**EXTRACTED INFORMATION:**
------------------------------------------------
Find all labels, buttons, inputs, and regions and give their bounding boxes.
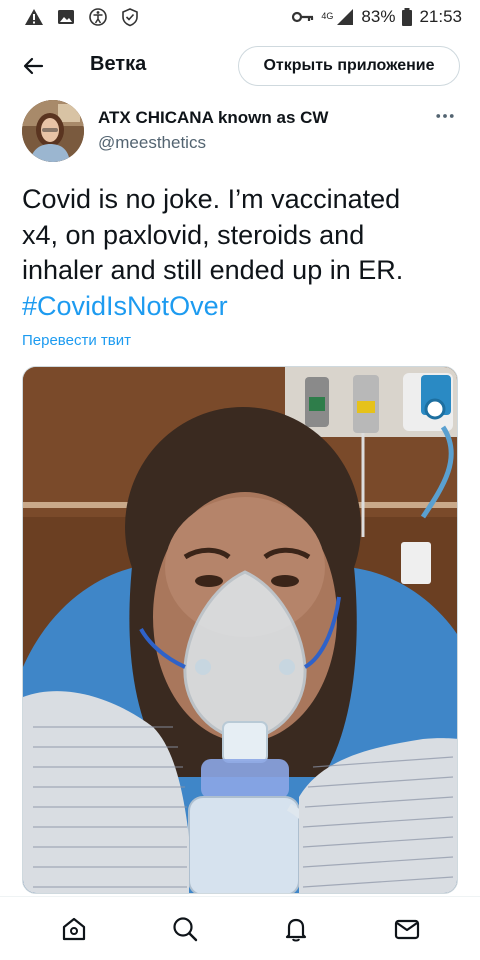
- status-bar: 4G 83% 21:53: [0, 0, 480, 34]
- nav-messages[interactable]: [383, 905, 431, 953]
- nav-home[interactable]: [50, 905, 98, 953]
- nav-search[interactable]: [161, 905, 209, 953]
- tweet-text-line: inhaler and still ended up in ER.: [22, 255, 404, 285]
- bottom-navigation: [0, 896, 480, 960]
- warning-icon: [24, 7, 44, 27]
- tweet-text: Covid is no joke. I’m vaccinated x4, on …: [22, 182, 462, 324]
- hashtag-link[interactable]: #CovidIsNotOver: [22, 289, 462, 325]
- status-left-icons: [24, 7, 140, 27]
- nav-notifications[interactable]: [272, 905, 320, 953]
- search-icon: [172, 916, 197, 941]
- shield-icon: [120, 7, 140, 27]
- tweet-text-line: x4, on paxlovid, steroids and: [22, 219, 365, 250]
- network-type-label: 4G: [321, 11, 334, 21]
- signal-icon: [335, 7, 355, 27]
- author-handle[interactable]: @meesthetics: [98, 133, 206, 153]
- back-button[interactable]: [18, 50, 50, 82]
- more-options-button[interactable]: [432, 106, 458, 126]
- accessibility-icon: [88, 7, 108, 27]
- notifications-icon: [285, 918, 306, 941]
- translate-tweet-link[interactable]: Перевести твит: [22, 332, 131, 349]
- image-icon: [56, 7, 76, 27]
- tweet-author: ATX CHICANA known as CW @meesthetics: [22, 100, 462, 164]
- thread-header: Ветка Открыть приложение: [0, 42, 480, 88]
- tweet-photo[interactable]: [22, 366, 458, 894]
- author-name[interactable]: ATX CHICANA known as CW: [98, 108, 328, 128]
- messages-icon: [394, 919, 419, 939]
- open-app-button[interactable]: Открыть приложение: [238, 46, 460, 86]
- home-icon: [62, 917, 85, 940]
- arrow-left-icon: [23, 57, 44, 75]
- key-icon: [291, 7, 315, 27]
- battery-percent: 83%: [361, 7, 396, 26]
- avatar[interactable]: [22, 100, 84, 162]
- tweet-text-line: Covid is no joke. I’m vaccinated: [22, 184, 401, 214]
- page-title: Ветка: [90, 53, 147, 75]
- more-dots-icon: [436, 114, 454, 118]
- status-right-icons: 4G 83% 21:53: [291, 7, 462, 27]
- battery-icon: [401, 7, 413, 27]
- clock: 21:53: [419, 7, 462, 26]
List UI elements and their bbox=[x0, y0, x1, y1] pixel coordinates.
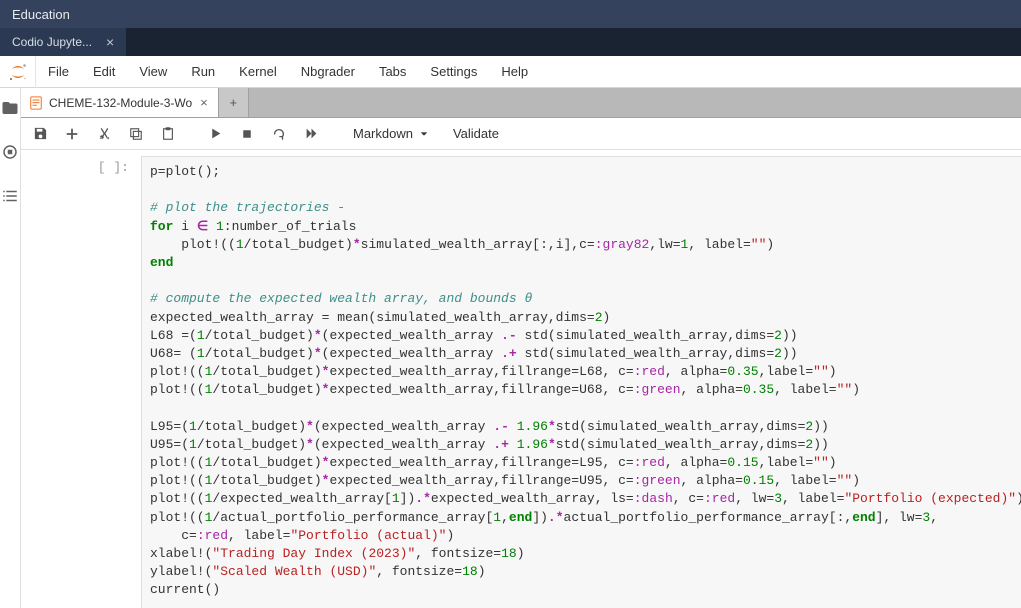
cell-type-label: Markdown bbox=[353, 126, 413, 141]
notebook-toolbar: Markdown Validate bbox=[21, 118, 1021, 150]
app-tab-label: Codio Jupyte... bbox=[12, 35, 92, 49]
stop-icon[interactable] bbox=[238, 125, 256, 143]
menu-items: File Edit View Run Kernel Nbgrader Tabs … bbox=[36, 56, 540, 88]
menu-edit[interactable]: Edit bbox=[81, 56, 127, 88]
activity-bar bbox=[0, 88, 21, 608]
menu-tabs[interactable]: Tabs bbox=[367, 56, 418, 88]
copy-icon[interactable] bbox=[127, 125, 145, 143]
close-icon[interactable]: × bbox=[198, 95, 210, 110]
main-area: CHEME-132-Module-3-Wo × + Markdown Valid… bbox=[21, 88, 1021, 608]
notebook-body[interactable]: [ ]: p=plot(); # plot the trajectories -… bbox=[21, 150, 1021, 608]
menu-bar: File Edit View Run Kernel Nbgrader Tabs … bbox=[0, 56, 1021, 88]
cell-prompt: [ ]: bbox=[21, 156, 141, 608]
menu-view[interactable]: View bbox=[127, 56, 179, 88]
menu-settings[interactable]: Settings bbox=[418, 56, 489, 88]
jupyter-logo[interactable] bbox=[0, 56, 36, 88]
menu-file[interactable]: File bbox=[36, 56, 81, 88]
menu-help[interactable]: Help bbox=[489, 56, 540, 88]
paste-icon[interactable] bbox=[159, 125, 177, 143]
toc-icon[interactable] bbox=[0, 186, 20, 206]
running-icon[interactable] bbox=[0, 142, 20, 162]
workspace: CHEME-132-Module-3-Wo × + Markdown Valid… bbox=[0, 88, 1021, 608]
menu-kernel[interactable]: Kernel bbox=[227, 56, 289, 88]
add-cell-icon[interactable] bbox=[63, 125, 81, 143]
close-icon[interactable]: × bbox=[102, 34, 118, 50]
code-editor[interactable]: p=plot(); # plot the trajectories - for … bbox=[141, 156, 1021, 608]
menu-nbgrader[interactable]: Nbgrader bbox=[289, 56, 367, 88]
new-tab-button[interactable]: + bbox=[219, 88, 249, 117]
folder-icon[interactable] bbox=[0, 98, 20, 118]
run-all-icon[interactable] bbox=[302, 125, 320, 143]
app-tab-bar: Codio Jupyte... × bbox=[0, 28, 1021, 56]
cell-type-dropdown[interactable]: Markdown bbox=[349, 126, 433, 141]
notebook-tab-bar: CHEME-132-Module-3-Wo × + bbox=[21, 88, 1021, 118]
cut-icon[interactable] bbox=[95, 125, 113, 143]
chevron-down-icon bbox=[419, 129, 429, 139]
notebook-tab[interactable]: CHEME-132-Module-3-Wo × bbox=[21, 88, 219, 117]
save-icon[interactable] bbox=[31, 125, 49, 143]
menu-run[interactable]: Run bbox=[179, 56, 227, 88]
restart-icon[interactable] bbox=[270, 125, 288, 143]
window-title: Education bbox=[12, 7, 70, 22]
code-cell[interactable]: [ ]: p=plot(); # plot the trajectories -… bbox=[21, 150, 1021, 608]
notebook-tab-label: CHEME-132-Module-3-Wo bbox=[49, 96, 192, 110]
validate-button[interactable]: Validate bbox=[447, 126, 505, 141]
notebook-icon bbox=[29, 96, 43, 110]
app-tab-codio[interactable]: Codio Jupyte... × bbox=[0, 28, 126, 56]
run-icon[interactable] bbox=[206, 125, 224, 143]
window-title-bar: Education bbox=[0, 0, 1021, 28]
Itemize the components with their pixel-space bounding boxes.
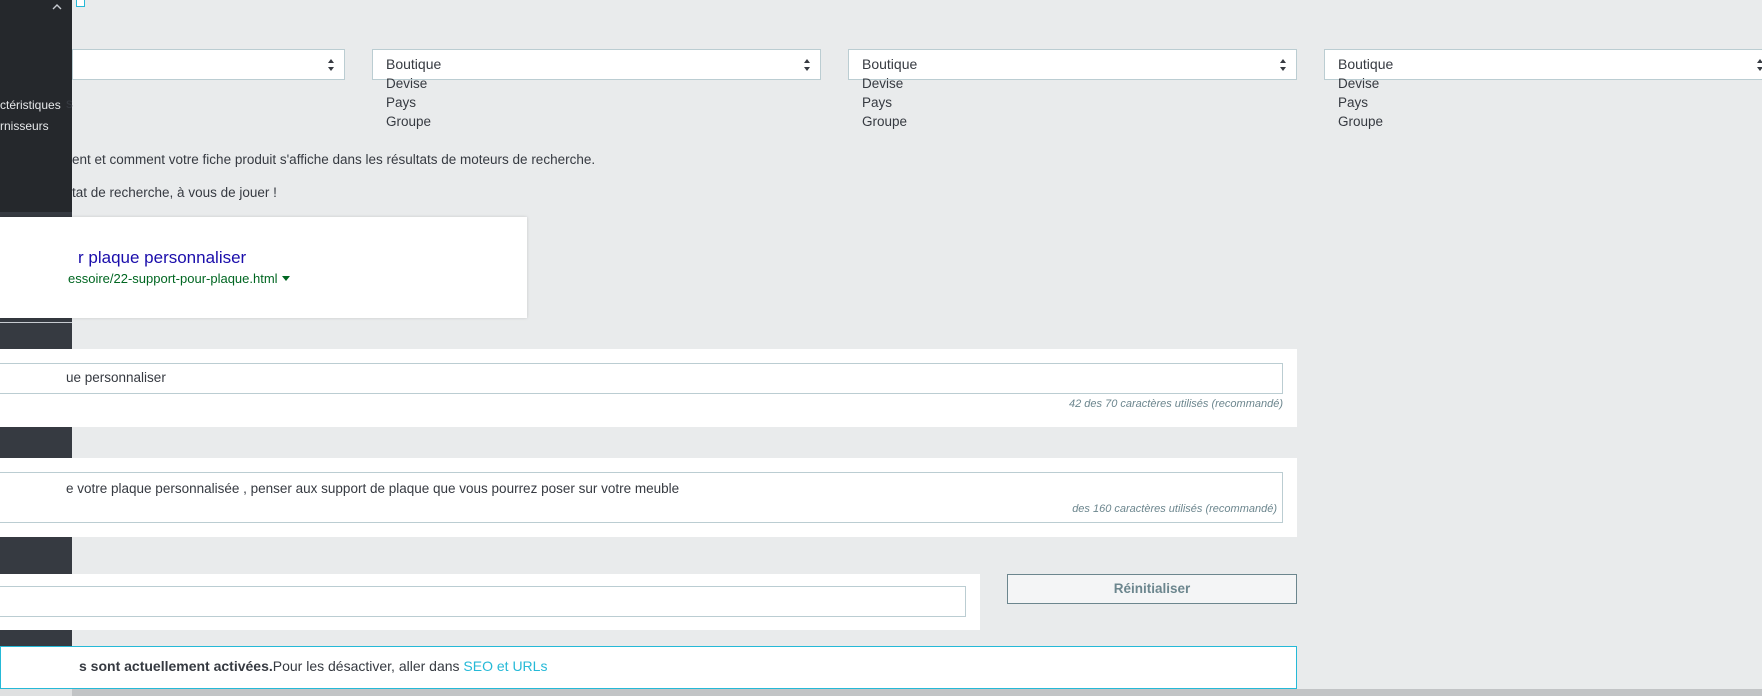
condition-options: Devise Pays Groupe [386,74,431,131]
meta-title-counter: 42 des 70 caractères utilisés (recommand… [1069,398,1283,410]
option-groupe[interactable]: Groupe [386,112,431,131]
sidebar-item-fournisseurs[interactable]: rnisseurs [0,119,49,133]
friendly-url-input[interactable] [0,586,966,617]
sort-arrows-icon [1280,59,1286,71]
shop-select[interactable]: Boutique [372,49,821,80]
shop-select[interactable]: Boutique [848,49,1297,80]
meta-description-counter: des 160 caractères utilisés (recommandé) [1072,503,1277,515]
option-groupe[interactable]: Groupe [1338,112,1383,131]
option-pays[interactable]: Pays [862,93,907,112]
option-devise[interactable]: Devise [1338,74,1383,93]
alert-bold-text: s sont actuellement activées. [79,658,273,674]
serp-preview: r plaque personnaliser essoire/22-suppor… [0,217,527,318]
option-devise[interactable]: Devise [386,74,431,93]
meta-title-input[interactable]: ue personnaliser [0,363,1283,394]
friendly-url-alert: s sont actuellement activées.Pour les dé… [0,646,1297,689]
option-groupe[interactable]: Groupe [862,112,907,131]
serp-preview-title: r plaque personnaliser [78,248,247,267]
sort-arrows-icon [804,59,810,71]
select-value: Boutique [862,56,918,72]
condition-options: Devise Pays Groupe [1338,74,1383,131]
sort-arrows-icon [1757,59,1762,71]
chevron-up-icon[interactable] [52,2,62,12]
shop-select[interactable]: Boutique [1324,49,1762,80]
option-devise[interactable]: Devise [862,74,907,93]
sort-arrows-icon [328,59,334,71]
select-value: Boutique [386,56,442,72]
alert-text: Pour les désactiver, aller dans [272,658,464,674]
reset-url-button[interactable]: Réinitialiser [1007,574,1297,604]
seo-intro-text: ent et comment votre fiche produit s'aff… [72,152,596,167]
caret-down-icon [281,276,290,281]
serp-preview-url: essoire/22-support-pour-plaque.html [68,271,290,286]
option-fragment: s [66,96,73,111]
option-pays[interactable]: Pays [386,93,431,112]
select-value: Boutique [1338,56,1394,72]
condition-options: Devise Pays Groupe [862,74,907,131]
seo-urls-link[interactable]: SEO et URLs [463,658,547,674]
sidebar-divider [0,322,72,323]
checkbox-icon[interactable] [76,0,85,7]
meta-description-input[interactable]: e votre plaque personnalisée , penser au… [0,472,1283,523]
shop-select[interactable] [72,49,345,80]
seo-intro-text-2: tat de recherche, à vous de jouer ! [72,185,277,200]
sidebar-item-caracteristiques[interactable]: ctéristiques [0,98,61,112]
horizontal-scrollbar[interactable] [0,689,1762,696]
scrollbar-track [0,689,72,696]
option-pays[interactable]: Pays [1338,93,1383,112]
serp-url-text: essoire/22-support-pour-plaque.html [68,271,278,286]
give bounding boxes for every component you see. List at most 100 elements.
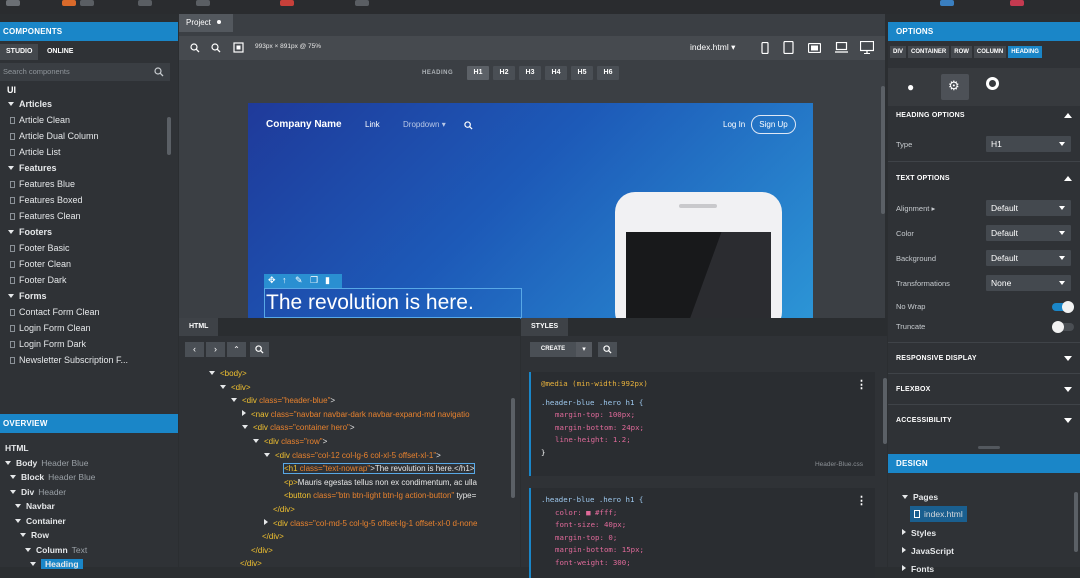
delete-icon[interactable]: ▮ [325,275,330,286]
css-property[interactable]: line-height: 1.2; [541,434,875,447]
design-item-fonts[interactable]: Fonts [902,560,967,578]
tree-item[interactable]: Newsletter Subscription F... [8,352,178,368]
tree-item[interactable]: Features Blue [8,176,178,192]
resize-handle[interactable] [978,446,1000,449]
css-property[interactable]: margin-bottom: 24px; [541,422,875,435]
canvas-scrollbar[interactable] [881,86,885,214]
code-line[interactable]: </div> [179,530,509,544]
code-line[interactable]: <div class="header-blue"> [179,394,509,408]
more-icon[interactable]: ⋮ [856,494,867,507]
code-line[interactable]: <button class="btn btn-light btn-lg acti… [179,489,509,503]
chevron-down-icon[interactable] [253,438,259,443]
chevron-down-icon[interactable] [231,398,237,403]
css-rule[interactable]: .header-blue .hero h1 { color: ■ #fff; fo… [529,488,875,578]
tab-studio[interactable]: STUDIO [0,44,39,60]
search-icon[interactable] [154,67,164,77]
css-property[interactable]: color: ■ #fff; [541,507,875,520]
close-icon[interactable] [217,20,222,24]
tree-item[interactable]: Footer Dark [8,272,178,288]
tree-item[interactable]: Features Clean [8,208,178,224]
toolbar-icon[interactable] [138,0,152,6]
nowrap-toggle[interactable] [1052,301,1074,313]
components-search[interactable]: Search components [0,63,170,81]
toolbar-icon[interactable] [6,0,20,6]
nav-link[interactable]: Link [365,120,380,129]
tree-category[interactable]: Footers [8,224,178,240]
ui-root[interactable]: UI [0,81,178,95]
breadcrumb-row[interactable]: ROW [951,46,972,58]
overview-item[interactable]: Navbar [5,499,95,514]
expand-icon[interactable] [1064,356,1072,361]
overview-item[interactable]: Row [5,528,95,543]
zoom-out-icon[interactable] [211,43,221,53]
collapse-icon[interactable] [1064,113,1072,118]
hero-heading[interactable]: The revolution is here. [266,291,474,315]
heading-button-h6[interactable]: H6 [597,66,619,80]
breadcrumb-div[interactable]: DIV [890,46,907,58]
chevron-down-icon[interactable] [8,294,14,298]
chevron-down-icon[interactable] [8,230,14,234]
html-search-button[interactable] [250,342,269,357]
css-property[interactable]: font-weight: 300; [541,557,875,570]
arrow-up-icon[interactable]: ↑ [282,275,287,285]
chevron-down-icon[interactable] [220,384,226,389]
create-button[interactable]: CREATE [530,342,576,357]
chevron-right-icon[interactable] [242,409,246,416]
chevron-down-icon[interactable] [8,166,14,170]
breadcrumb-heading[interactable]: HEADING [1008,46,1042,58]
chevron-down-icon[interactable] [5,460,11,465]
toolbar-icon[interactable] [1010,0,1024,6]
code-line[interactable]: <div class="container hero"> [179,421,509,435]
overview-item[interactable]: Body Header Blue [5,456,95,471]
chevron-down-icon[interactable]: ▾ [576,342,592,357]
design-item-styles[interactable]: Styles [902,524,967,542]
chevron-down-icon[interactable] [8,102,14,106]
tab-settings[interactable]: ⚙ [941,74,969,100]
more-icon[interactable]: ⋮ [856,378,867,391]
tab-project[interactable]: Project [179,14,233,32]
toolbar-icon[interactable] [196,0,210,6]
components-scrollbar[interactable] [167,117,171,155]
chevron-down-icon[interactable] [10,489,16,494]
move-icon[interactable]: ✥ [268,275,276,286]
login-link[interactable]: Log In [723,120,745,129]
code-line[interactable]: </div> [179,544,509,558]
design-scrollbar[interactable] [1074,492,1078,552]
tree-item[interactable]: Contact Form Clean [8,304,178,320]
heading-button-h5[interactable]: H5 [571,66,593,80]
expand-icon[interactable] [1064,418,1072,423]
tree-item[interactable]: Features Boxed [8,192,178,208]
alignment-select[interactable]: Default [986,200,1071,216]
chevron-down-icon[interactable] [15,518,21,523]
toolbar-icon[interactable] [80,0,94,6]
chevron-down-icon[interactable] [10,475,16,479]
collapse-icon[interactable] [1064,176,1072,181]
tab-styles[interactable]: STYLES [521,318,569,336]
tree-item[interactable]: Article Clean [8,112,178,128]
tree-category[interactable]: Features [8,160,178,176]
back-icon[interactable]: ‹ [185,342,204,357]
code-line[interactable]: <nav class="navbar navbar-dark navbar-ex… [179,408,509,422]
transformations-select[interactable]: None [986,275,1071,291]
overview-item[interactable]: Column Text [5,543,95,558]
styles-scrollbar[interactable] [883,378,887,444]
background-select[interactable]: Default [986,250,1071,266]
styles-search-button[interactable] [598,342,617,357]
heading-button-h1[interactable]: H1 [467,66,489,80]
code-line[interactable]: <h1 class="text-nowrap">The revolution i… [179,462,509,476]
file-selector[interactable]: index.html ▾ [690,42,735,53]
overview-item[interactable]: Heading [5,557,95,572]
truncate-toggle[interactable] [1052,321,1074,333]
edit-icon[interactable]: ✎ [295,275,303,286]
parent-icon[interactable]: ⌃ [227,342,246,357]
code-line[interactable]: <body> [179,367,509,381]
tablet-landscape-icon[interactable] [808,43,821,53]
code-line[interactable]: </div> [179,557,509,571]
css-property[interactable]: margin-top: 100px; [541,409,875,422]
fit-icon[interactable] [233,42,244,53]
chevron-right-icon[interactable] [264,518,268,525]
tab-html[interactable]: HTML [179,318,219,336]
code-line[interactable]: </div> [179,503,509,517]
circle-icon[interactable] [986,77,999,90]
tree-item[interactable]: Footer Clean [8,256,178,272]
------------------------------------------------
**TASK BRIEF:** Rewrite the lines from the line with "condition-options: Devise Pays Groupe [386,74,431,131]" up to and including the line with "option-fragment: s [66,96,73,111]", putting "Magasin" wherever "Boutique" appears and leaving everything else unchanged. Give only those lines.

**REPLY TO THE EXERCISE:**
condition-options: Devise Pays Groupe [386,74,431,131]
meta-title-counter: 42 des 70 caractères utilisés (recommand… [1069,398,1283,410]
option-groupe[interactable]: Groupe [386,112,431,131]
sidebar-item-fournisseurs[interactable]: rnisseurs [0,119,49,133]
friendly-url-input[interactable] [0,586,966,617]
sort-arrows-icon [1280,59,1286,71]
shop-select[interactable]: Magasin [372,49,821,80]
shop-select[interactable]: Magasin [848,49,1297,80]
meta-description-counter: des 160 caractères utilisés (recommandé) [1072,503,1277,515]
option-groupe[interactable]: Groupe [1338,112,1383,131]
option-pays[interactable]: Pays [862,93,907,112]
option-devise[interactable]: Devise [1338,74,1383,93]
alert-bold-text: s sont actuellement activées. [79,658,273,674]
serp-preview: r plaque personnaliser essoire/22-suppor… [0,217,527,318]
option-devise[interactable]: Devise [386,74,431,93]
meta-title-input[interactable]: ue personnaliser [0,363,1283,394]
friendly-url-alert: s sont actuellement activées.Pour les dé… [0,646,1297,689]
option-groupe[interactable]: Groupe [862,112,907,131]
serp-preview-title: r plaque personnaliser [78,248,247,267]
sort-arrows-icon [804,59,810,71]
select-value: Magasin [862,56,918,72]
condition-options: Devise Pays Groupe [1338,74,1383,131]
sort-arrows-icon [1757,59,1762,71]
chevron-up-icon[interactable] [52,2,62,12]
shop-select[interactable]: Magasin [1324,49,1762,80]
option-devise[interactable]: Devise [862,74,907,93]
sort-arrows-icon [328,59,334,71]
select-value: Magasin [386,56,442,72]
alert-text: Pour les désactiver, aller dans [272,658,464,674]
reset-url-button[interactable]: Réinitialiser [1007,574,1297,604]
seo-intro-text: ent et comment votre fiche produit s'aff… [72,152,596,167]
caret-down-icon [281,276,290,281]
serp-preview-url: essoire/22-support-pour-plaque.html [68,271,290,286]
option-fragment: s [66,96,73,111]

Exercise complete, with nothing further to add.